─── Reading text ───

Darryl Talley
- Talley (left) and Oliver Luck celebrate West Virginia's 1981 Peach Bowl victory

No. 56, 99, 55
- Position: Linebacker

Personal information
- Born: July 10, 1960 (age 66) Cleveland, Ohio, U.S.
- Listed height: 6 ft 4 in (1.93 m)
- Listed weight: 235 lb (107 kg)

Career information
- High school: Shaw (East Cleveland, Ohio)
- College: West Virginia
- NFL draft: 1983: 2nd round, 39th overall pick

Career history
- Buffalo Bills (1983–1994); Atlanta Falcons (1995); Minnesota Vikings (1996);

Awards and highlights
- 2× First-team All-Pro (1990, 1993); 2× Pro Bowl (1990, 1991); Buffalo Bills Wall of Fame; Buffalo Bills 50th Anniversary Team; Unanimous All-American (1982); 3× First-team All-East (1980, 1981, 1982);

Career NFL statistics
- Tackles: 1,252
- Sacks: 38.5
- Forced fumbles: 17
- Fumble recoveries: 14
- Interceptions: 12
- Defensive touchdowns: 2
- Stats at Pro Football Reference
- College Football Hall of Fame

= Darryl Talley =

American football player (born 1960)

Darryl Victor Talley (born July 10, 1960) is an American former professional football player who was a linebacker in the National Football League (NFL) for 14 seasons during the 1980s and 1990s. He played college football for West Virginia University, and was recognized as an All-American. Talley played professionally for the Buffalo Bills, Atlanta Falcons and Minnesota Vikings of the NFL, and played in four Super Bowls with the Bills.

==College career==
Talley played college football at West Virginia University. Many college programs were pushed away from him, because he played fullback and linebacker at Shaw High School in East Cleveland, never settling on either position. He also missed his last seven high school games with a broken ankle.

───

■ Goal 1
Translate this sentence from the Darryl Talley article above into Spanish: "He also missed his last seven high school games with a broken ankle."
■ Goal 2
According to the Darryl Talley article above, in which round and with which overall pick was Talley taken in the 1983 NFL draft?
■ Goal 3
Go on with the Darryl Talley article from the point where it stops.

─── Data excerpt ───

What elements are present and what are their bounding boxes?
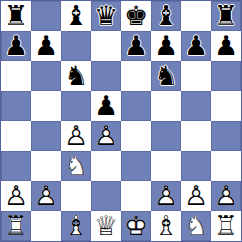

───

■ Task response 1
También se perdió sus últimos siete partidos de la escuela secundaria por una fractura de tobillo.

■ Task response 2
2nd round, 39th overall pick.

■ Task response 3
Talley was a starter from 1979 to 1982 and led the Mountaineers to the Peach Bowl in 1981 and the 1982 Gator Bowl in 1982. Against Pitt, he intercepted Dan Marino to set up a Mountaineer field goal and blocked a punt and returned it for a touchdown. As a senior in 1982, he was selected as West Virginia's third-ever consensus All-American. He started the season off with a win over Oklahoma and was named WVU's season MVP and was named All-American. He also played in the 1983 Hula Bowl.

===Legacy===
Talley's five tackles-for-a-loss against Penn State stand as a single-game record and his personal-best 15 tackles against Boston College won Sports Illustrated Player of the Week honors. For his career, he had 282 unassisted tackles (first all-time), 202 assisted tackles (second), 28 tackles-for-loss (second) and 19 sacks (fourth). During his four-year career, he recorded a school record of 484 career tackles; which has been passed by Grant Wiley.

Talley was named to the 2008 College Football Hall of Fame ballot for nominees for induction, and was inducted in 2011 He is also a member of the West Virginia University Sports Hall of Fame.

==Professional career==
Talley played in the National Football League for 14 seasons and played in four Super Bowls. He never missed a game in his 12-years with the Buffalo Bills. Jim Kelly, the Bills' Hall of Fame quarterback considers Talley his most underrated teammate and believes that Talley should also be enshrined in the Pro Football Hall of Fame.

===Buffalo Bills===
Talley was selected in the second round of the 1983 NFL draft by the Bills and played in Buffalo for 12 seasons. He is the Bills' all-time leading tackler with 1,137, and also recorded 38.5 sacks, 12 interceptions for 189 return yards and 3 touchdowns, and 14 fumble recoveries for 76 return yards. He averaged 120 tackles, 3.5 sacks and 6.2 takeaways per season and his mark of 188 regular season games played ranks fifth-most in team history.

While with the Bills, Talley had multiple nicknames on the field as "the Duke of Awesome", "Spider-Man", and "the Hammer". His cheering section at Rich Stadium was known as the "Talley-Whackers". On November 4, 1990, playing against the Cleveland Browns in his hometown, Talley returned an interception for his first career touchdown. After the season, he received the Ed Block Courage Award.

In 2003, Talley became the 20th member on the Wall of Fame in Ralph Wilson Stadium.

===Later career===
Talley left the Bills to play with the Falcons in the 1995 campaign and then with the Vikings. He left Atlanta on a less than stellar note when it was discovered that he played his last game in Atlanta with a loaded U-Haul truck in the parking lot. He had it so he could go home to spend the holiday with his family once the game was over. He ended his career after the 1996 season and won the Ralph C. Wilson, Jr. Distinguished Service Award in 2000.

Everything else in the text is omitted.